:: TASK INPUT

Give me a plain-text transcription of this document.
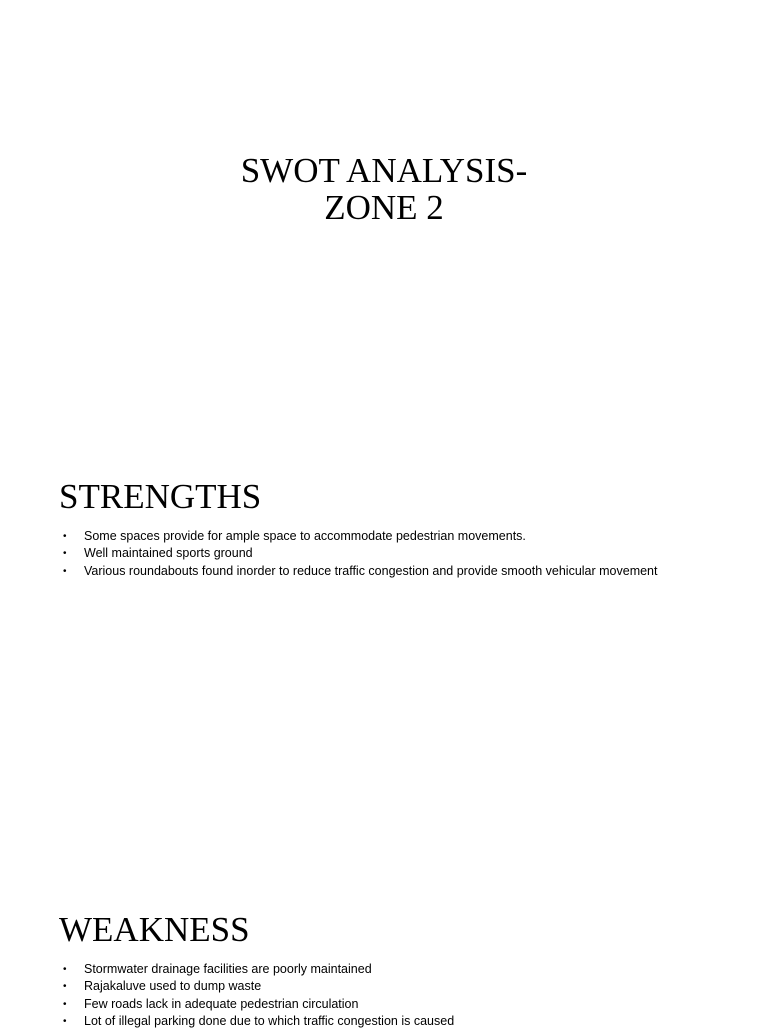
SWOT ANALYSIS-
ZONE 2
STRENGTHS
• Some spaces provide for ample space to accommodate pedestrian movements.
• Well maintained sports ground
• Various roundabouts found inorder to reduce traffic congestion and provide smooth vehicular movement
WEAKNESS
• Stormwater drainage facilities are poorly maintained
• Rajakaluve used to dump waste
• Few roads lack in adequate pedestrian circulation
• Lot of illegal parking done due to which traffic congestion is caused
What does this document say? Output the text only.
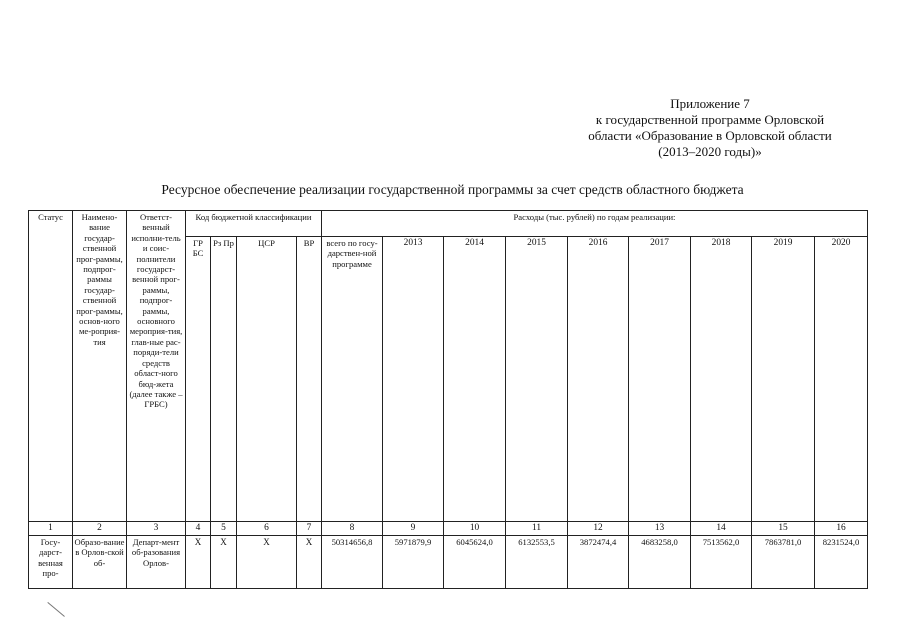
Приложение 7
к государственной программе Орловской
области «Образование в Орловской области
(2013–2020 годы)»
Ресурсное обеспечение реализации государственной программы за счет средств областного бюджета
Статус	Наимено-вание государ-ственной прог-раммы, подпрог-раммы государ-ственной прог-раммы, основ-ного ме-роприя-тия	Ответст-венный исполни-тель и соис-полнители государст-венной прог-раммы, подпрог-раммы, основного мероприя-тия, глав-ные рас-поряди-тели средств област-ного бюд-жета (далее также – ГРБС)	Код бюджетной классификации				Расходы (тыс. рублей) по годам реализации:								
			ГР БС	Рз Пр	ЦСР	ВР	всего по госу-дарствен-ной программе	2013	2014	2015	2016	2017	2018	2019	2020
1	2	3	4	5	6	7	8	9	10	11	12	13	14	15	16
Госу-дарст-венная про-	Образо-вание в Орлов-ской об-	Департ-мент об-разования Орлов-	Х	Х	Х	Х	50314656,8	5971879,9	6045624,0	6132553,5	3872474,4	4683258,0	7513562,0	7863781,0	8231524,0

::::

EXERCISE REQUIREMENTS — Write out each line of the data exactly; the images should be left out.

TASK RESULT —
Give me a plain-text transcription of this document.
SWOT ANALYSIS-
ZONE 2
STRENGTHS
• Some spaces provide for ample space to accommodate pedestrian movements.
• Well maintained sports ground
• Various roundabouts found inorder to reduce traffic congestion and provide smooth vehicular movement
WEAKNESS
• Stormwater drainage facilities are poorly maintained
• Rajakaluve used to dump waste
• Few roads lack in adequate pedestrian circulation
• Lot of illegal parking done due to which traffic congestion is caused
What does this document say? Output the text only.
Приложение 7
к государственной программе Орловской
области «Образование в Орловской области
(2013–2020 годы)»
Ресурсное обеспечение реализации государственной программы за счет средств областного бюджета
Статус	Наимено-вание государ-ственной прог-раммы, подпрог-раммы государ-ственной прог-раммы, основ-ного ме-роприя-тия	Ответст-венный исполни-тель и соис-полнители государст-венной прог-раммы, подпрог-раммы, основного мероприя-тия, глав-ные рас-поряди-тели средств област-ного бюд-жета (далее также – ГРБС)	Код бюджетной классификации				Расходы (тыс. рублей) по годам реализации:								
			ГР БС	Рз Пр	ЦСР	ВР	всего по госу-дарствен-ной программе	2013	2014	2015	2016	2017	2018	2019	2020
1	2	3	4	5	6	7	8	9	10	11	12	13	14	15	16
Госу-дарст-венная про-	Образо-вание в Орлов-ской об-	Департ-мент об-разования Орлов-	Х	Х	Х	Х	50314656,8	5971879,9	6045624,0	6132553,5	3872474,4	4683258,0	7513562,0	7863781,0	8231524,0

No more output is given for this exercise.